▶ **Directions for this task**
Locate the lines of the listing below that hold "bubble", then copy each of them.

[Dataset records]
◆ ◆ ◆
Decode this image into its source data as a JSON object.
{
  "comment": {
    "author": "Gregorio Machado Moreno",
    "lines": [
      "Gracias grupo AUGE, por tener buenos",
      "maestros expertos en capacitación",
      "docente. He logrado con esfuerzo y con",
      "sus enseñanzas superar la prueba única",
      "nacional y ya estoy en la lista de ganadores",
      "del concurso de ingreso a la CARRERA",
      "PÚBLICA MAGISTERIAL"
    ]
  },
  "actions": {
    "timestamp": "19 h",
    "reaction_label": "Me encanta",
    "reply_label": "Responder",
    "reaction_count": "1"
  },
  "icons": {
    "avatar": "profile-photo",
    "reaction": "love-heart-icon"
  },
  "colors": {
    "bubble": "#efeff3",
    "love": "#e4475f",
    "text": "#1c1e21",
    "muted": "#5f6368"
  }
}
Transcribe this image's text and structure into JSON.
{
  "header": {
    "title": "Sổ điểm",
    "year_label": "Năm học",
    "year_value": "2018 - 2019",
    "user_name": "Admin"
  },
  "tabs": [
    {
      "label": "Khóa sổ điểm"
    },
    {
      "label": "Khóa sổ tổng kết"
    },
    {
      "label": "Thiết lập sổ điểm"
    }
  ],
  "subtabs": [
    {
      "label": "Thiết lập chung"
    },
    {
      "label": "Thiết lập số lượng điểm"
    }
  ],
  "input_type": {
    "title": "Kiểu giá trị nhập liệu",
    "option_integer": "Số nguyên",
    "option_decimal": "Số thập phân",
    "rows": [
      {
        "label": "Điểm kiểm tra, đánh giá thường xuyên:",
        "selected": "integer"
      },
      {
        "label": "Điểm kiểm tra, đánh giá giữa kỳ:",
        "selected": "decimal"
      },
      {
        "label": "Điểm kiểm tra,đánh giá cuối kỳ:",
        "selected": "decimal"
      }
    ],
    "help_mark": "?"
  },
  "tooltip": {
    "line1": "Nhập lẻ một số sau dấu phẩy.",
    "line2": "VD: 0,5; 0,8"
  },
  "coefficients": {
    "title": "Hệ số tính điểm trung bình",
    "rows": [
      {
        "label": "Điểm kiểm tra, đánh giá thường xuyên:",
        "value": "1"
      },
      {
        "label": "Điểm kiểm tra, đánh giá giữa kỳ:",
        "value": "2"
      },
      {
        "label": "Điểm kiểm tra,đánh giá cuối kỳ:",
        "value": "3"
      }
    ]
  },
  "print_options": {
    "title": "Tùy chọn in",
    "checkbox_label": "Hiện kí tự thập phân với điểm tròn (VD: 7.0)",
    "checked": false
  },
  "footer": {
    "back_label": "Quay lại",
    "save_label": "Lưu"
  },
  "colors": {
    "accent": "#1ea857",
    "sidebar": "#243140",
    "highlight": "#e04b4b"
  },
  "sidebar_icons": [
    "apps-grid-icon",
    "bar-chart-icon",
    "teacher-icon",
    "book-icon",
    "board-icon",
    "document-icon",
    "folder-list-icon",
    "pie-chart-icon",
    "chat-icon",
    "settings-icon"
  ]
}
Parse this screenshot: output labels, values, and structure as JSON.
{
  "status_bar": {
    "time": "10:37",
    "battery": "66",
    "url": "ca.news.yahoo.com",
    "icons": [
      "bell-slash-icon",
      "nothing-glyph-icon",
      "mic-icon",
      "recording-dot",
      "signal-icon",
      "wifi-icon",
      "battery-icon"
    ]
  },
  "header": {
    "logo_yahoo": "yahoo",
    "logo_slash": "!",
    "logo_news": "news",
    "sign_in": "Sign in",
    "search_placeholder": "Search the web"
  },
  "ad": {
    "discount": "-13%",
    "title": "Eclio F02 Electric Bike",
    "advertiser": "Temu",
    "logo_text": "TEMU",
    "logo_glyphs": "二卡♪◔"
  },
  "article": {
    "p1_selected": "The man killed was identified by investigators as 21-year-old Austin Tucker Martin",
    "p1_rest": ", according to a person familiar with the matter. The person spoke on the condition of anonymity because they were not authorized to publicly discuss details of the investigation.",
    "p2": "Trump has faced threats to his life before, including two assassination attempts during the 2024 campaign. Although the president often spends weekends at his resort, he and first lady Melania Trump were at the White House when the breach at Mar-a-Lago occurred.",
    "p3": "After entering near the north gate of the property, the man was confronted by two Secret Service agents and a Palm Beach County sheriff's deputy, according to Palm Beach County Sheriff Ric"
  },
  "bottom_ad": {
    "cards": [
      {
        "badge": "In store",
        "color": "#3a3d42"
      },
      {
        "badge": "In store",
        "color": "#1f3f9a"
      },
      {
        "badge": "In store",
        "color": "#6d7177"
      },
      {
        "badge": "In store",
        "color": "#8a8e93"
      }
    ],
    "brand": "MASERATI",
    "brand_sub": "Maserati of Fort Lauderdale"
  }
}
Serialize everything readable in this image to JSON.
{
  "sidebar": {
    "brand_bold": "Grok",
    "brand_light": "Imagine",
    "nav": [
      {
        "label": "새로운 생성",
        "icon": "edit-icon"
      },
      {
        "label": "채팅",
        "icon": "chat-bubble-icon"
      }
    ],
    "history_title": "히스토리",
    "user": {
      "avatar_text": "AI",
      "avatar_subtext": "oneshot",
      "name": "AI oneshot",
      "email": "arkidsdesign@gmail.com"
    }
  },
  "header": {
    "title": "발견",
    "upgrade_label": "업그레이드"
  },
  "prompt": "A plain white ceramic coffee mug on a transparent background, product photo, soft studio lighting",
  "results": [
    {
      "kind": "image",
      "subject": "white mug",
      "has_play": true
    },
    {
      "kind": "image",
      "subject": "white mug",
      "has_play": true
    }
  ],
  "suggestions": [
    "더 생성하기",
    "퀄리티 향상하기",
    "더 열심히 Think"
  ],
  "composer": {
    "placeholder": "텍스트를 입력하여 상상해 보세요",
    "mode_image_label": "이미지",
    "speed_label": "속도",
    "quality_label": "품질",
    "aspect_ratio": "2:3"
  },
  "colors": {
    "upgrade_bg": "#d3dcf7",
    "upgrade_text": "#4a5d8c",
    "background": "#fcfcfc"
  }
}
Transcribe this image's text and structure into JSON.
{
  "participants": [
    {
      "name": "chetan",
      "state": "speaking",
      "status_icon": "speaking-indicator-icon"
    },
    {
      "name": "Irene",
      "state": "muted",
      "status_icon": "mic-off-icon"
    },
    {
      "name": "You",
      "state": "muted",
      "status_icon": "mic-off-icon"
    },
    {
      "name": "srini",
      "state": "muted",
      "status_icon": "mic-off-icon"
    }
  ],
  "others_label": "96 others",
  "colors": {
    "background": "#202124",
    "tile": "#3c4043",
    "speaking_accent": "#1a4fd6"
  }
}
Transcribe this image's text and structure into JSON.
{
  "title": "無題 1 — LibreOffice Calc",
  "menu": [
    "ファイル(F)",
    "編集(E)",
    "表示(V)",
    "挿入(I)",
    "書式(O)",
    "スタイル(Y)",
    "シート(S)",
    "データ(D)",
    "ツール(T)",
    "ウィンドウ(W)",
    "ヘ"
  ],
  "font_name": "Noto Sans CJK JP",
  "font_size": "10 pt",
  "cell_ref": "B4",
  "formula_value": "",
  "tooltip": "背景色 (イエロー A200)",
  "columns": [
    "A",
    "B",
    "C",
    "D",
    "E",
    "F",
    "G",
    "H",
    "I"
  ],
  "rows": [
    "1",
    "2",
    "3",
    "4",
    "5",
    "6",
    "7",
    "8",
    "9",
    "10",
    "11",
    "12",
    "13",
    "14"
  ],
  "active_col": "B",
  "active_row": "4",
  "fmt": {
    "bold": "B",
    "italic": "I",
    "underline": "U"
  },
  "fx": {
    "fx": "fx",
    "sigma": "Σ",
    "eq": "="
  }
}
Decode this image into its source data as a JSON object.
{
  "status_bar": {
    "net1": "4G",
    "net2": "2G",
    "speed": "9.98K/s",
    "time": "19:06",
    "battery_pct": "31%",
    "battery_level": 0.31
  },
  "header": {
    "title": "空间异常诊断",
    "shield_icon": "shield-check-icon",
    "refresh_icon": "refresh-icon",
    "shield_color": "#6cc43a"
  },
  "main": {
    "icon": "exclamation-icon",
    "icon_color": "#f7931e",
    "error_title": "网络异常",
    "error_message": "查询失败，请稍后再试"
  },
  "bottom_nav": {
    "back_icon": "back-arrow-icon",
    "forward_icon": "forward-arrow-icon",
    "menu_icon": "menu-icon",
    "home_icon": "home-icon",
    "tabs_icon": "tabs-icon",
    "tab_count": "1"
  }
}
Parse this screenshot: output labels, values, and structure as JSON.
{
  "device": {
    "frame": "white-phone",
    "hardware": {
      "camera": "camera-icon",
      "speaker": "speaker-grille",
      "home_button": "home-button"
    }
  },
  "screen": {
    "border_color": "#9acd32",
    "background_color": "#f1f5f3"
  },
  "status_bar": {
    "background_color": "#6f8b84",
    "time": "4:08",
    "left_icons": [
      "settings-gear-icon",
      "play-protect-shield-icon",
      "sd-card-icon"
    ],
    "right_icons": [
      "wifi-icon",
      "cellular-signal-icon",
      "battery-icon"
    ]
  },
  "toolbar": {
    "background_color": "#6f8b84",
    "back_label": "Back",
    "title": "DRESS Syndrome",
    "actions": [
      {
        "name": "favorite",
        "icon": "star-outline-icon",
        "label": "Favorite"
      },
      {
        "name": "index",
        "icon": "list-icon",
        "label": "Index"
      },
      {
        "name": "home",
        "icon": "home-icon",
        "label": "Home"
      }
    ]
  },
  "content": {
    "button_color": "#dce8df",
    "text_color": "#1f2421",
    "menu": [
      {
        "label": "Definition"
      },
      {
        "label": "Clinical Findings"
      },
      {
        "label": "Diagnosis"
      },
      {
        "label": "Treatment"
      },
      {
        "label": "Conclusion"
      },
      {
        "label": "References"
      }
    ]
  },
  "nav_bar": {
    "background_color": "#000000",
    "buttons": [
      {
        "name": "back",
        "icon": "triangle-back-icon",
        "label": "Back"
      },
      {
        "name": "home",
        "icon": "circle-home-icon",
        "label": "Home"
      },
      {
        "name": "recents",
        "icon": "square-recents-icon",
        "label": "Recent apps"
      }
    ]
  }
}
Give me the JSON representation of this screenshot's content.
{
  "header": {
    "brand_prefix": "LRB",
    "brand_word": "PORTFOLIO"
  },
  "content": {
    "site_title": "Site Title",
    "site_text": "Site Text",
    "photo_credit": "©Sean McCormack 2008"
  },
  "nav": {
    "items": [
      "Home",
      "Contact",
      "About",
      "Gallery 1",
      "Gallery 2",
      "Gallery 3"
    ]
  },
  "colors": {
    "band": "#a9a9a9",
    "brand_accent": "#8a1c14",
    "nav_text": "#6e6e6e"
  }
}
◆ ◆ ◆
▶ **Exercise answer**
    "bubble": "#efeff3",
        "icon": "chat-bubble-icon"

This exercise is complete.